▸ Short exercise
Below are the records; copy each line in them that holds the word "hint".

▸ Record extracts
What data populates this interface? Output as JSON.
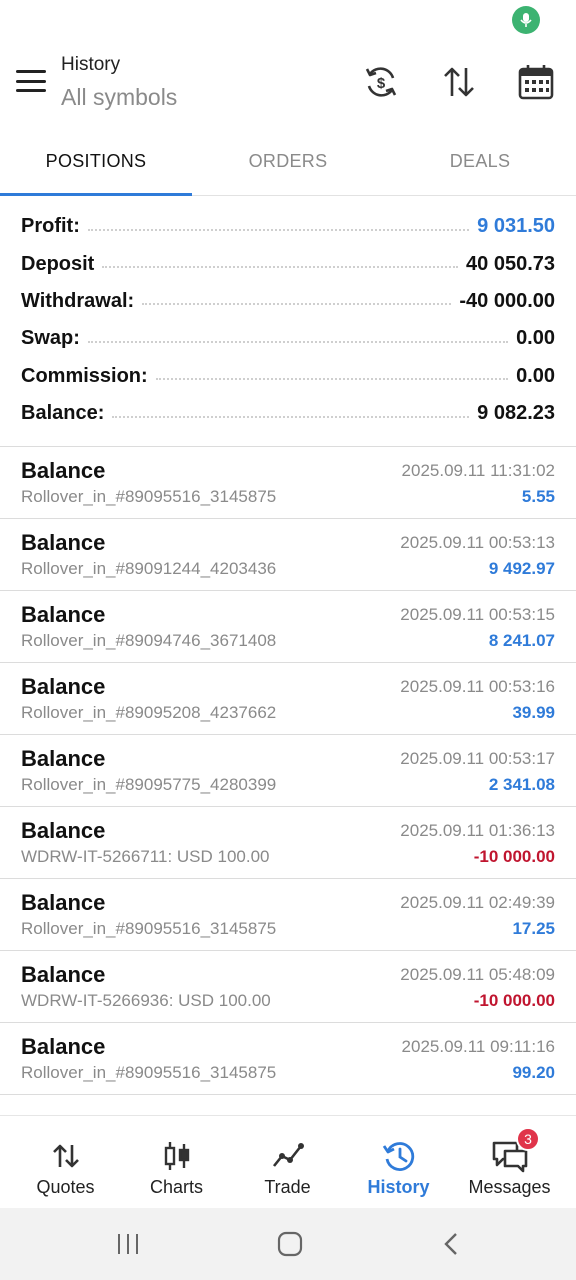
{
  "header": {
    "title": "History",
    "subtitle": "All symbols"
  },
  "tabs": [
    {
      "label": "POSITIONS",
      "active": true
    },
    {
      "label": "ORDERS",
      "active": false
    },
    {
      "label": "DEALS",
      "active": false
    }
  ],
  "summary": {
    "profit": {
      "label": "Profit:",
      "value": "9 031.50"
    },
    "deposit": {
      "label": "Deposit",
      "value": "40 050.73"
    },
    "withdrawal": {
      "label": "Withdrawal:",
      "value": "-40 000.00"
    },
    "swap": {
      "label": "Swap:",
      "value": "0.00"
    },
    "commission": {
      "label": "Commission:",
      "value": "0.00"
    },
    "balance": {
      "label": "Balance:",
      "value": "9 082.23"
    }
  },
  "deals": [
    {
      "type": "Balance",
      "comment": "Rollover_in_#89095516_3145875",
      "time": "2025.09.11 11:31:02",
      "amount": "5.55",
      "negative": false
    },
    {
      "type": "Balance",
      "comment": "Rollover_in_#89091244_4203436",
      "time": "2025.09.11 00:53:13",
      "amount": "9 492.97",
      "negative": false
    },
    {
      "type": "Balance",
      "comment": "Rollover_in_#89094746_3671408",
      "time": "2025.09.11 00:53:15",
      "amount": "8 241.07",
      "negative": false
    },
    {
      "type": "Balance",
      "comment": "Rollover_in_#89095208_4237662",
      "time": "2025.09.11 00:53:16",
      "amount": "39.99",
      "negative": false
    },
    {
      "type": "Balance",
      "comment": "Rollover_in_#89095775_4280399",
      "time": "2025.09.11 00:53:17",
      "amount": "2 341.08",
      "negative": false
    },
    {
      "type": "Balance",
      "comment": "WDRW-IT-5266711: USD 100.00",
      "time": "2025.09.11 01:36:13",
      "amount": "-10 000.00",
      "negative": true
    },
    {
      "type": "Balance",
      "comment": "Rollover_in_#89095516_3145875",
      "time": "2025.09.11 02:49:39",
      "amount": "17.25",
      "negative": false
    },
    {
      "type": "Balance",
      "comment": "WDRW-IT-5266936: USD 100.00",
      "time": "2025.09.11 05:48:09",
      "amount": "-10 000.00",
      "negative": true
    },
    {
      "type": "Balance",
      "comment": "Rollover_in_#89095516_3145875",
      "time": "2025.09.11 09:11:16",
      "amount": "99.20",
      "negative": false
    }
  ],
  "nav": {
    "quotes": "Quotes",
    "charts": "Charts",
    "trade": "Trade",
    "history": "History",
    "messages": "Messages",
    "messages_badge": "3"
  },
  "colors": {
    "accent": "#2f7bd9",
    "negative": "#c0152f",
    "badge": "#e0344a"
  }
}
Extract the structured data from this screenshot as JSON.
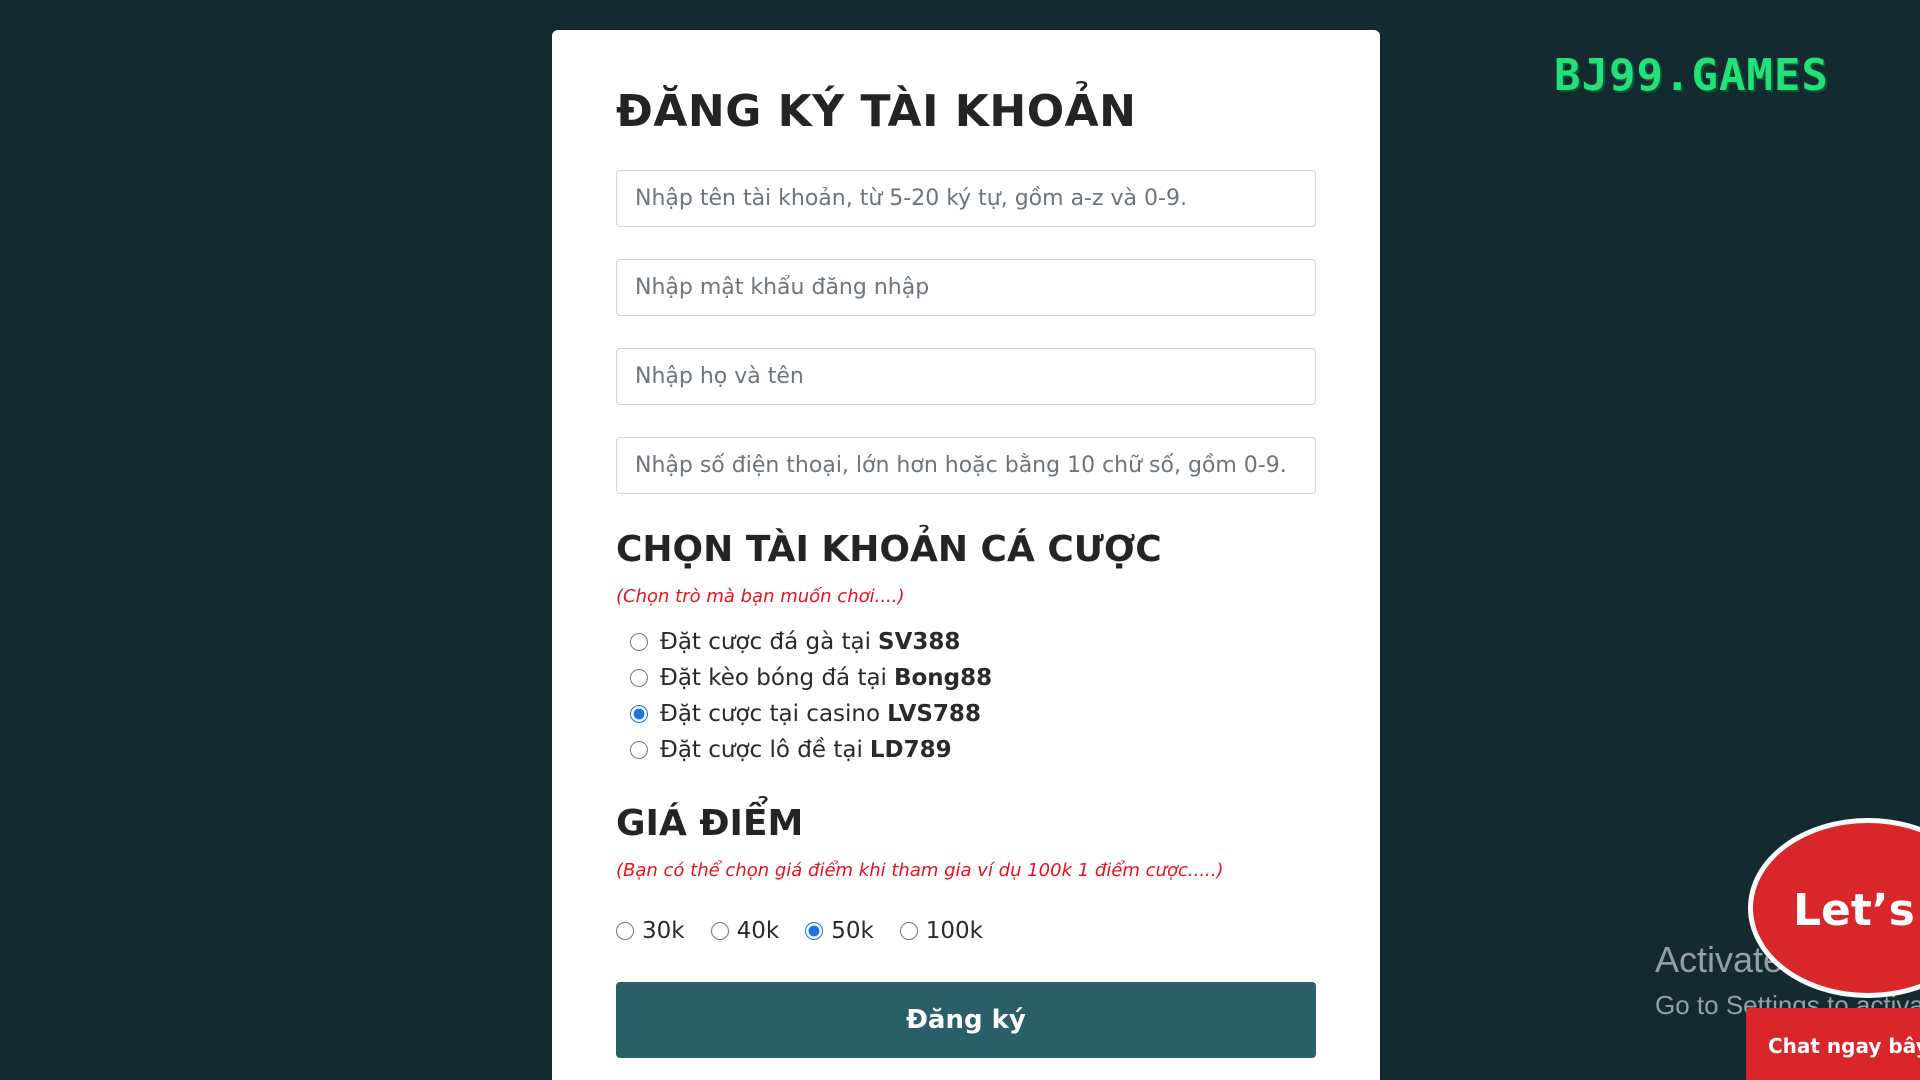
{
  "form": {
    "title": "ĐĂNG KÝ TÀI KHOẢN",
    "username_placeholder": "Nhập tên tài khoản, từ 5-20 ký tự, gồm a-z và 0-9.",
    "password_placeholder": "Nhập mật khẩu đăng nhập",
    "fullname_placeholder": "Nhập họ và tên",
    "phone_placeholder": "Nhập số điện thoại, lớn hơn hoặc bằng 10 chữ số, gồm 0-9.",
    "account_section": {
      "title": "CHỌN TÀI KHOẢN CÁ CƯỢC",
      "hint": "(Chọn trò mà bạn muốn chơi....)",
      "options": [
        {
          "text": "Đặt cược đá gà tại",
          "brand": "SV388",
          "checked": false
        },
        {
          "text": "Đặt kèo bóng đá tại",
          "brand": "Bong88",
          "checked": false
        },
        {
          "text": "Đặt cược tại casino",
          "brand": "LVS788",
          "checked": true
        },
        {
          "text": "Đặt cược lô đề tại",
          "brand": "LD789",
          "checked": false
        }
      ]
    },
    "price_section": {
      "title": "GIÁ ĐIỂM",
      "hint": "(Bạn có thể chọn giá điểm khi tham gia ví dụ 100k 1 điểm cược.....)",
      "options": [
        {
          "label": "30k",
          "checked": false
        },
        {
          "label": "40k",
          "checked": false
        },
        {
          "label": "50k",
          "checked": true
        },
        {
          "label": "100k",
          "checked": false
        }
      ]
    },
    "submit_label": "Đăng ký"
  },
  "brand": {
    "logo_text": "BJ99.GAMES",
    "color": "#22e07a"
  },
  "chat_widget": {
    "bubble_text": "Let’s t",
    "tab_text": "Chat ngay bây g",
    "color": "#d9262b"
  },
  "watermark": {
    "line1": "Activate Windows",
    "line2": "Go to Settings to activate Windows."
  },
  "colors": {
    "background": "#132a30",
    "button": "#2a5f6a",
    "hint": "#e8121c"
  }
}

▸ Solution below
      "hint": "(Chọn trò mà bạn muốn chơi....)",
      "hint": "(Bạn có thể chọn giá điểm khi tham gia ví dụ 100k 1 điểm cược.....)",
    "hint": "#e8121c"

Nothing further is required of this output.